Dataset records

----

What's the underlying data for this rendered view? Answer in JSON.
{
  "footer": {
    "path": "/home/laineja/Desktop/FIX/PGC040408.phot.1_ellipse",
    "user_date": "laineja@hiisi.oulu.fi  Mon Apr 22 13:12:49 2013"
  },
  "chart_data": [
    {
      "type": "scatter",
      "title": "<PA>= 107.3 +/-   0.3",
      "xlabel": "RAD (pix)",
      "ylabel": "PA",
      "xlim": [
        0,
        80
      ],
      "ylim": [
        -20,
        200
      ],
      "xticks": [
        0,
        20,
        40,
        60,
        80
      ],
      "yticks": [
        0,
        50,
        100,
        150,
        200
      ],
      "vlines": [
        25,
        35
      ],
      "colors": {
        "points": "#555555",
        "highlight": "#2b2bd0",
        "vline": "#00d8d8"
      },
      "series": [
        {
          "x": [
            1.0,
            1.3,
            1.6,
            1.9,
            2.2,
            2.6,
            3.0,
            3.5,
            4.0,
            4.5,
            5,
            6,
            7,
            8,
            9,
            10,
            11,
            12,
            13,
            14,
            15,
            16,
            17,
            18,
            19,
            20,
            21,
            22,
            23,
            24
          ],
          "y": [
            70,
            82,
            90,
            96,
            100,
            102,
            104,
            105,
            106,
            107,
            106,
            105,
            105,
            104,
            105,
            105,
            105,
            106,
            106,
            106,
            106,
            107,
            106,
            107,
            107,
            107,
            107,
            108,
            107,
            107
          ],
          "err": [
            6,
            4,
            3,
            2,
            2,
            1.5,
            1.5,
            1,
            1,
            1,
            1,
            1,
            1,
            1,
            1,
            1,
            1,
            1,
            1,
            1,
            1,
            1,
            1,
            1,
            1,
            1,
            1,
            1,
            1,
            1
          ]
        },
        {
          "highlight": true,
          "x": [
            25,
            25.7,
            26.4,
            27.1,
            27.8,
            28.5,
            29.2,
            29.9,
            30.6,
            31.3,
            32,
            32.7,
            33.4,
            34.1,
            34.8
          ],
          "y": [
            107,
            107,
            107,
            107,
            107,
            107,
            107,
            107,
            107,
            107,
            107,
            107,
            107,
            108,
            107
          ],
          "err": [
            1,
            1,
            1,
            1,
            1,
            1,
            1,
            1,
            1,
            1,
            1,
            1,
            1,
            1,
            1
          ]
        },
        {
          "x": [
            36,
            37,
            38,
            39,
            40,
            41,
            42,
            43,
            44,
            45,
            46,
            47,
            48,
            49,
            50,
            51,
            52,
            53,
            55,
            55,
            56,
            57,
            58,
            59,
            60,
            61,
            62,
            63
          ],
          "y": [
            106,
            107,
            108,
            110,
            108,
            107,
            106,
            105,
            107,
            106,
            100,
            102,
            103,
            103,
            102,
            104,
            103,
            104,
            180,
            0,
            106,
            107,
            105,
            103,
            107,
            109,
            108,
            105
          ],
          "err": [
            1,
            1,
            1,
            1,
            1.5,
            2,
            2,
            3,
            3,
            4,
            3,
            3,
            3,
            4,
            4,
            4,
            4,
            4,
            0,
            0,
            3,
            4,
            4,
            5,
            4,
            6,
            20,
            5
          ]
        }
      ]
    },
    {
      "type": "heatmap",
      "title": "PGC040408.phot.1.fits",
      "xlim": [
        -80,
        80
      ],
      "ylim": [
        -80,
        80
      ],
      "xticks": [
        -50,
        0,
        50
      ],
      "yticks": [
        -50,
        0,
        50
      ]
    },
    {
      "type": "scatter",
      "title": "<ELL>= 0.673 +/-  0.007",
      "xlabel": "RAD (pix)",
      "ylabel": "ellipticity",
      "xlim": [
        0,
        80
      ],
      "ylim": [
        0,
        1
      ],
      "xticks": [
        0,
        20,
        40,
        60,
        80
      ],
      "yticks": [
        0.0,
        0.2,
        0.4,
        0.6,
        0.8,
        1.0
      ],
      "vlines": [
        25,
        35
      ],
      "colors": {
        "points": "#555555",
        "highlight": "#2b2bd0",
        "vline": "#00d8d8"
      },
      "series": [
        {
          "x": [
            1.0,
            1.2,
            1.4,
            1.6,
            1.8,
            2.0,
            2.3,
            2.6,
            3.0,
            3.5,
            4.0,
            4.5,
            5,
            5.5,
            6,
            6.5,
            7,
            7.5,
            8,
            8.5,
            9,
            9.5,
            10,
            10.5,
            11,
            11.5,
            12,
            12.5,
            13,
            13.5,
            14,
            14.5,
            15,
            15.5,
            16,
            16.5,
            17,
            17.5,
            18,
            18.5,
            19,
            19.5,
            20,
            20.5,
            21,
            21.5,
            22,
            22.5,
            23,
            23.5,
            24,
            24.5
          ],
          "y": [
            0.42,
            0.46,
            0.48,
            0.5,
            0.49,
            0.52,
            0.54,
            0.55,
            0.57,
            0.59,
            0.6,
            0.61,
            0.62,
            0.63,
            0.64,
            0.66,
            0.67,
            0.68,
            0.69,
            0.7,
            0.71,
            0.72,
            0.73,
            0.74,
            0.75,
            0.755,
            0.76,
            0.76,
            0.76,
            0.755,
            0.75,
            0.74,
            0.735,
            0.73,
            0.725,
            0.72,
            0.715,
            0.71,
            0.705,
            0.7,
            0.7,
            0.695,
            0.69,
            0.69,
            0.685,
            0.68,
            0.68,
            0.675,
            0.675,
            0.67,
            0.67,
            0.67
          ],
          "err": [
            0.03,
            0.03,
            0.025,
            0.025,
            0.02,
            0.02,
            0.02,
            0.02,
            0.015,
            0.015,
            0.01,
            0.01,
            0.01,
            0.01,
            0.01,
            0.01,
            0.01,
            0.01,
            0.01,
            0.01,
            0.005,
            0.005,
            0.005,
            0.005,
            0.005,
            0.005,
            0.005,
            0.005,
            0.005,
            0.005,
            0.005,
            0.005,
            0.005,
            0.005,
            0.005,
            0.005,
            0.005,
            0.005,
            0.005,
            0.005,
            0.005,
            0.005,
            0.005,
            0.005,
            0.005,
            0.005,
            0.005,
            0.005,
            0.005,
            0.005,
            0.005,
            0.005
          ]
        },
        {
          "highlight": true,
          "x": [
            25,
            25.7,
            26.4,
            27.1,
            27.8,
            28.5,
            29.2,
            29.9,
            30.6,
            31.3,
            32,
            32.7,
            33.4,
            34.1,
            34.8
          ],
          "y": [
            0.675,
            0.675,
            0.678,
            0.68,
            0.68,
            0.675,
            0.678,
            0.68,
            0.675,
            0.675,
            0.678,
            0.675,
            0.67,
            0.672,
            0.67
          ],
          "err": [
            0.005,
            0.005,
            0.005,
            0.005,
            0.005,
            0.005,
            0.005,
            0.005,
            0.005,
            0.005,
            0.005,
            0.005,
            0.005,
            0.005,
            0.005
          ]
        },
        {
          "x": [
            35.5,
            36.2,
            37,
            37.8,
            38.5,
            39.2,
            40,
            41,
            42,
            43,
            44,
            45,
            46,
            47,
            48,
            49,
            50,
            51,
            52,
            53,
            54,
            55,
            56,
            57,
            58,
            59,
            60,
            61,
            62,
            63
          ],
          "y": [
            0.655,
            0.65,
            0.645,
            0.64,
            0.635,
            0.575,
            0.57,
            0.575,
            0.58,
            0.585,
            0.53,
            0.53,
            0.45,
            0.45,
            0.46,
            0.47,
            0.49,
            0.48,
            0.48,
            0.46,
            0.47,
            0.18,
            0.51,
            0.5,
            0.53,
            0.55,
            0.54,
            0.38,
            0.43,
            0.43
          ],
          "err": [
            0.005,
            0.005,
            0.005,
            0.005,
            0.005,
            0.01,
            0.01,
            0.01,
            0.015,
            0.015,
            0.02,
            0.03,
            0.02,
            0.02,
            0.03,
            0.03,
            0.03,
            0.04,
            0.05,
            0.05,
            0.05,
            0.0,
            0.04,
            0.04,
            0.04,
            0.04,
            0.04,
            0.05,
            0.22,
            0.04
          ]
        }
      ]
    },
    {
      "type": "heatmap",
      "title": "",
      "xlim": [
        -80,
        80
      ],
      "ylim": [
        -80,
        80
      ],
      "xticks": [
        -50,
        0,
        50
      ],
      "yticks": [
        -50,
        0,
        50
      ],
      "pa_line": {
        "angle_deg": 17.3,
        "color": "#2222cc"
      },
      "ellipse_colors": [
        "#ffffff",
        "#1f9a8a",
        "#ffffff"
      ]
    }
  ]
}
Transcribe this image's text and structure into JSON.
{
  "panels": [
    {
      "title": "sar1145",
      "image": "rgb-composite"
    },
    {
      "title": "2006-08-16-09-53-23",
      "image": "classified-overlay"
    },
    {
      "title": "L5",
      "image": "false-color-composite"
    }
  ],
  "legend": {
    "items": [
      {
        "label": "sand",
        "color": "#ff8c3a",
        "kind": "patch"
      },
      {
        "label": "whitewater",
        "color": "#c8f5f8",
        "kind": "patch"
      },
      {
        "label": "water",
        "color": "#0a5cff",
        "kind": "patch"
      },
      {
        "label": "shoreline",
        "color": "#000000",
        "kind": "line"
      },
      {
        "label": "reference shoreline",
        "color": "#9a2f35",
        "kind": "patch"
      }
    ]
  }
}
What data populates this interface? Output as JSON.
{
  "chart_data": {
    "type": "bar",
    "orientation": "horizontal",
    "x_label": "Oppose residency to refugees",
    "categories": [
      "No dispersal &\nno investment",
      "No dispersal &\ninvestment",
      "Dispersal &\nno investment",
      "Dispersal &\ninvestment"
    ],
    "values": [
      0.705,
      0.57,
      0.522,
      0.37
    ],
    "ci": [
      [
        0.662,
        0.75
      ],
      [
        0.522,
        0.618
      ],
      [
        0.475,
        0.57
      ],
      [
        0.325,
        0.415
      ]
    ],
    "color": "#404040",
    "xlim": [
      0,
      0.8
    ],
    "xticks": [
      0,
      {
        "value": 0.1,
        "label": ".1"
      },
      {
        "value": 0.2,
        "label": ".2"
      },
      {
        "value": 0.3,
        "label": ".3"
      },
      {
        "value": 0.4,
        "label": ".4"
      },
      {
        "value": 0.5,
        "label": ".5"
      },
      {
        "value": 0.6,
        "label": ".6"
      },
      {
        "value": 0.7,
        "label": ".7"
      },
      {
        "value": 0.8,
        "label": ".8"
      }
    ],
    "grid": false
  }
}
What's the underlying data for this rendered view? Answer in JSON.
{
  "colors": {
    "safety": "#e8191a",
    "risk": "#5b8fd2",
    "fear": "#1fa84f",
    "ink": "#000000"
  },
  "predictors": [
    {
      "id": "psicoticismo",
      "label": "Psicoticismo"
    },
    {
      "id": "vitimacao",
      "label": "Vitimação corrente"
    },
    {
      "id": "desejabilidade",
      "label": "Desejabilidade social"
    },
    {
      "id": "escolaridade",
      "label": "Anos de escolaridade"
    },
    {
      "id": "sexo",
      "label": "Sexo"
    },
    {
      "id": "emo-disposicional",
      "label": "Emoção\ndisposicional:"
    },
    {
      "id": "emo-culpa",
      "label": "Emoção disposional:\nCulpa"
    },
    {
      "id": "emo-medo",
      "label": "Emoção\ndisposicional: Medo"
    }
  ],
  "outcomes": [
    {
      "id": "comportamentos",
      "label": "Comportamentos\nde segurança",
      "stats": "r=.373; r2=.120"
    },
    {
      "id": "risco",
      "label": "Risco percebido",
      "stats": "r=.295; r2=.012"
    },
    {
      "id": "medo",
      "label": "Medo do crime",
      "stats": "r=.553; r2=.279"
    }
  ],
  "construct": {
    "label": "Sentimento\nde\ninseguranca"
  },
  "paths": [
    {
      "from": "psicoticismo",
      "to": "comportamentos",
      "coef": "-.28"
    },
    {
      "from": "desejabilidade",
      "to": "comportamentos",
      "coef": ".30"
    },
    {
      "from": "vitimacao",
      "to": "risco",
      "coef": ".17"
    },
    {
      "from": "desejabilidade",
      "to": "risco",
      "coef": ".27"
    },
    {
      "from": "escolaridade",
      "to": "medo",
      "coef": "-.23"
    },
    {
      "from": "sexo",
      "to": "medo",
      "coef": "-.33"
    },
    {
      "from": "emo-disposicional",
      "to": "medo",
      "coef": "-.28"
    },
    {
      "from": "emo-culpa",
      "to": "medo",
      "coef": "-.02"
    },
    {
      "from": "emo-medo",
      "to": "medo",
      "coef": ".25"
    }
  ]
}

----

INSTRUCTIONS FOR THE TASK
Wherever the string "Emoção" appears in the entries above, list that line.

WRITTEN RESPONSE
      "label": "Emoção\ndisposicional:"
      "label": "Emoção disposional:\nCulpa"
      "label": "Emoção\ndisposicional: Medo"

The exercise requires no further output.